DO THIS → Lines before the one containing "Serialize everything readable" are left out; copy that line and every later line through the end of the data exactly.

# START OF DATASET RECORDS

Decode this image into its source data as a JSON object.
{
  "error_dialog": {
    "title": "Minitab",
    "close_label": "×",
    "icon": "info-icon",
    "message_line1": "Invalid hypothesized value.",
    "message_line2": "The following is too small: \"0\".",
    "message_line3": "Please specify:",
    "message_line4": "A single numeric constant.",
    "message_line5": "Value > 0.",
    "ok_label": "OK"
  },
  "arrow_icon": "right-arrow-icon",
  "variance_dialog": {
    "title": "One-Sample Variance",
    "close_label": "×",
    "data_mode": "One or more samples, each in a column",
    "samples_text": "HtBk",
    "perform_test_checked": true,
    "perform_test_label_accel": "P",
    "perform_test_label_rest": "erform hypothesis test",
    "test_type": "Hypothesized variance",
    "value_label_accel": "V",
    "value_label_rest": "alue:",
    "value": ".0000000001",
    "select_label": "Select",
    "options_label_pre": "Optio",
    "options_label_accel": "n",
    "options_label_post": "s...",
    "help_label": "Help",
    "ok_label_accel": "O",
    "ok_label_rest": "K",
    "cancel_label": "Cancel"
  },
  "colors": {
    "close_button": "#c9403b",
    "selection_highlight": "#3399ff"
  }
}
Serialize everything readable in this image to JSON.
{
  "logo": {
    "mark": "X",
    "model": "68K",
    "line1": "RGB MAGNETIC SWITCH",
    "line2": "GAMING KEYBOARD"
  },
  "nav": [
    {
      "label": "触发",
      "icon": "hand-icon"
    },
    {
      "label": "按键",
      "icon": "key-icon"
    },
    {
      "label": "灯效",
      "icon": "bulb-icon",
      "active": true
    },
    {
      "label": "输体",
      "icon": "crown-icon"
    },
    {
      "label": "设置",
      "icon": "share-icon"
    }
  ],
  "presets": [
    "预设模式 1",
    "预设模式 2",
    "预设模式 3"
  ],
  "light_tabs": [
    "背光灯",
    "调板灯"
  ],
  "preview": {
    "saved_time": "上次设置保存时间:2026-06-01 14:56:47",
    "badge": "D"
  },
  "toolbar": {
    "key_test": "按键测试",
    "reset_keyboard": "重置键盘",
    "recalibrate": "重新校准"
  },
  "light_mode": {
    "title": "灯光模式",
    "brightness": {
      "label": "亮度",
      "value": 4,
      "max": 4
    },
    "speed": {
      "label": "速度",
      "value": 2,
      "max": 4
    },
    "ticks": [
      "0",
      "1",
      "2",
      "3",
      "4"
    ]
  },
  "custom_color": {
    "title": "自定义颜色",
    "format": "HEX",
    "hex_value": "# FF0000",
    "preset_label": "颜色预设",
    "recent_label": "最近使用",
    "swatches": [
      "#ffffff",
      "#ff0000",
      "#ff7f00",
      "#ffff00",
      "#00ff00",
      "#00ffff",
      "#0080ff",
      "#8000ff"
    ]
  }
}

# END OF DATASET RECORDS

RESPONSE →
Serialize everything readable in this image to JSON.
{
  "logo": {
    "mark": "X",
    "model": "68K",
    "line1": "RGB MAGNETIC SWITCH",
    "line2": "GAMING KEYBOARD"
  },
  "nav": [
    {
      "label": "触发",
      "icon": "hand-icon"
    },
    {
      "label": "按键",
      "icon": "key-icon"
    },
    {
      "label": "灯效",
      "icon": "bulb-icon",
      "active": true
    },
    {
      "label": "输体",
      "icon": "crown-icon"
    },
    {
      "label": "设置",
      "icon": "share-icon"
    }
  ],
  "presets": [
    "预设模式 1",
    "预设模式 2",
    "预设模式 3"
  ],
  "light_tabs": [
    "背光灯",
    "调板灯"
  ],
  "preview": {
    "saved_time": "上次设置保存时间:2026-06-01 14:56:47",
    "badge": "D"
  },
  "toolbar": {
    "key_test": "按键测试",
    "reset_keyboard": "重置键盘",
    "recalibrate": "重新校准"
  },
  "light_mode": {
    "title": "灯光模式",
    "brightness": {
      "label": "亮度",
      "value": 4,
      "max": 4
    },
    "speed": {
      "label": "速度",
      "value": 2,
      "max": 4
    },
    "ticks": [
      "0",
      "1",
      "2",
      "3",
      "4"
    ]
  },
  "custom_color": {
    "title": "自定义颜色",
    "format": "HEX",
    "hex_value": "# FF0000",
    "preset_label": "颜色预设",
    "recent_label": "最近使用",
    "swatches": [
      "#ffffff",
      "#ff0000",
      "#ff7f00",
      "#ffff00",
      "#00ff00",
      "#00ffff",
      "#0080ff",
      "#8000ff"
    ]
  }
}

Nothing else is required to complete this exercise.